> SET TASK: Gather all lines with "JSON" from the records.

> Figure record listings:
# # # # # # #
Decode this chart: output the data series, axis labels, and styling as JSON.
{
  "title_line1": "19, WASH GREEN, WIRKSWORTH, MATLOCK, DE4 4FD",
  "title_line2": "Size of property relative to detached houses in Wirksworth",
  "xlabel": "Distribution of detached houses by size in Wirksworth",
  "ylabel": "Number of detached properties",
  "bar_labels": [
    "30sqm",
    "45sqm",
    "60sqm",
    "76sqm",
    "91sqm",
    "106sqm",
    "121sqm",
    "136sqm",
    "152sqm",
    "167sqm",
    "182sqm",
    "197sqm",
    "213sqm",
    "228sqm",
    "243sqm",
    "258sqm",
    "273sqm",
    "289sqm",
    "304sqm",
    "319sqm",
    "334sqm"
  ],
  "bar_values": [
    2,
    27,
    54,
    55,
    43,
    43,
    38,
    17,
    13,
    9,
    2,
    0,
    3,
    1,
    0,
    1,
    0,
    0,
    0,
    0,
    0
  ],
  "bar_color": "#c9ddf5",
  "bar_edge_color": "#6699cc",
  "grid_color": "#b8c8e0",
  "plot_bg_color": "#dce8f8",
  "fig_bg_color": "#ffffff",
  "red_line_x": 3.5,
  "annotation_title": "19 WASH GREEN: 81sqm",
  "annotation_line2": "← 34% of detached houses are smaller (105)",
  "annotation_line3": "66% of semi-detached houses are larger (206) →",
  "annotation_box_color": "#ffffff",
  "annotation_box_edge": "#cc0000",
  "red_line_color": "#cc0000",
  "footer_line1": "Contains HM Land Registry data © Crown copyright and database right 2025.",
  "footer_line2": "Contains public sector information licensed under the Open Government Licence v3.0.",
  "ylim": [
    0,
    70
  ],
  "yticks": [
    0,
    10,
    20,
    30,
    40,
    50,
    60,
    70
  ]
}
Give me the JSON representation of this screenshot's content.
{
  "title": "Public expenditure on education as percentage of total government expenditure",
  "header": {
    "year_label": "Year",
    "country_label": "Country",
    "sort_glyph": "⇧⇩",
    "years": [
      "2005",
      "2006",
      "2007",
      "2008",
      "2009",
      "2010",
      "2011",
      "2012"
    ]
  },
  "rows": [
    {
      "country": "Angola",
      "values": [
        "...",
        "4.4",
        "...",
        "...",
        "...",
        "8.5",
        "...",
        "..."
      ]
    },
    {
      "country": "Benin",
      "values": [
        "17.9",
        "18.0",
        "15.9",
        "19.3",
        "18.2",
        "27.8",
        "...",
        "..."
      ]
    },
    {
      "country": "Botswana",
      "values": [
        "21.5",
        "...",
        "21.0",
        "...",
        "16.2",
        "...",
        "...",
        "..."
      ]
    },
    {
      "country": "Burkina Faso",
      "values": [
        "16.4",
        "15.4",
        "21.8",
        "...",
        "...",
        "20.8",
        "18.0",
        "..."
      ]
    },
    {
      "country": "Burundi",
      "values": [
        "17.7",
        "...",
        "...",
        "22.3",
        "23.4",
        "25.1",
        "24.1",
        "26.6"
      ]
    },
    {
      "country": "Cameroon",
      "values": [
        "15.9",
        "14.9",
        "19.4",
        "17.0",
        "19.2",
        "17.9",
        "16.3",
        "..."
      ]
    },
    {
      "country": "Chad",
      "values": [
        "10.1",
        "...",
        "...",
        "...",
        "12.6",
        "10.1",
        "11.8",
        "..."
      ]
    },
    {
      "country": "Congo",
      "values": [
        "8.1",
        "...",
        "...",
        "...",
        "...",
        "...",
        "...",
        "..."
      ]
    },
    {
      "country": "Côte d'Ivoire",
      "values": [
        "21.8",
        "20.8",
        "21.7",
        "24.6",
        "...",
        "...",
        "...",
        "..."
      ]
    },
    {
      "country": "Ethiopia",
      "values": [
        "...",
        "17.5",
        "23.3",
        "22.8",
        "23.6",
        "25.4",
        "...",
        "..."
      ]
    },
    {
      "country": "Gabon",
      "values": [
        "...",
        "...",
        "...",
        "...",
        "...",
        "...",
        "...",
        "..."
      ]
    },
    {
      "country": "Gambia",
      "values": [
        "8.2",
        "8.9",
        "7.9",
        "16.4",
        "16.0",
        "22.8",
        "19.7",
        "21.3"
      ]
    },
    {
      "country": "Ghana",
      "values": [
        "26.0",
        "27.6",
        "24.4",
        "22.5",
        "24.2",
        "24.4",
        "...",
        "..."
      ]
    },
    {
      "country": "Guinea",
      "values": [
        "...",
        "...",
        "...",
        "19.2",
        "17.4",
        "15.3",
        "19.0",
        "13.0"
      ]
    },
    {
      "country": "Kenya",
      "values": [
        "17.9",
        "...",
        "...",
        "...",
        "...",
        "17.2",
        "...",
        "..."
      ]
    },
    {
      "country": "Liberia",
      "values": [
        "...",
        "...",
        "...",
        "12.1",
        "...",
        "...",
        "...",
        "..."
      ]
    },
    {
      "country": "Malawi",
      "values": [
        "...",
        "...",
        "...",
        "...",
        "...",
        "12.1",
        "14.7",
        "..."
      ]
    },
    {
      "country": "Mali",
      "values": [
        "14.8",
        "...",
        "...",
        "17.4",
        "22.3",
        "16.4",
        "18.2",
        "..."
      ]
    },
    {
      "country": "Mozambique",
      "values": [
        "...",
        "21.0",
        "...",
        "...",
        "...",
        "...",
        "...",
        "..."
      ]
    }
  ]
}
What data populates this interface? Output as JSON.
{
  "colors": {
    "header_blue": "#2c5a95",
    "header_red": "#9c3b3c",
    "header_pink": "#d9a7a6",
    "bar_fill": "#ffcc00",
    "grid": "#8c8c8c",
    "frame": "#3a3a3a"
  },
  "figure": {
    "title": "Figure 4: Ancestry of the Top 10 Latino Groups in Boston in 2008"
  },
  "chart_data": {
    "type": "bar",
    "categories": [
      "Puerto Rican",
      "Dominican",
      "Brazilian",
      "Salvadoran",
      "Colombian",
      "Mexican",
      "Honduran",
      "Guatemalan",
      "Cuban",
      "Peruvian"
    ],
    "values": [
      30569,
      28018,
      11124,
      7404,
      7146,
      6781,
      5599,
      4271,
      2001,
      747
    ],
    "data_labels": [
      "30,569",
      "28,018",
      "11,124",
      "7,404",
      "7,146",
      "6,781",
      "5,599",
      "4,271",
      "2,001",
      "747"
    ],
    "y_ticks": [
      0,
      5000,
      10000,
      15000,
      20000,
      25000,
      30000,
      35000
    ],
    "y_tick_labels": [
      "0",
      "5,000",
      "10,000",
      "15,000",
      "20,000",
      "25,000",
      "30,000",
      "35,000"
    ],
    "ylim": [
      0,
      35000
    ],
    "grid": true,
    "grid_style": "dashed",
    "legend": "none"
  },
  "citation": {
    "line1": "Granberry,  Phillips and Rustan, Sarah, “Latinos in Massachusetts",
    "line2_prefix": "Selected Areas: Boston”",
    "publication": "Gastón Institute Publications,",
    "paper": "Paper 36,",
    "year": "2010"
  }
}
# # # # # # #
> OUTPUT:
Decode this chart: output the data series, axis labels, and styling as JSON.
Give me the JSON representation of this screenshot's content.
What data populates this interface? Output as JSON.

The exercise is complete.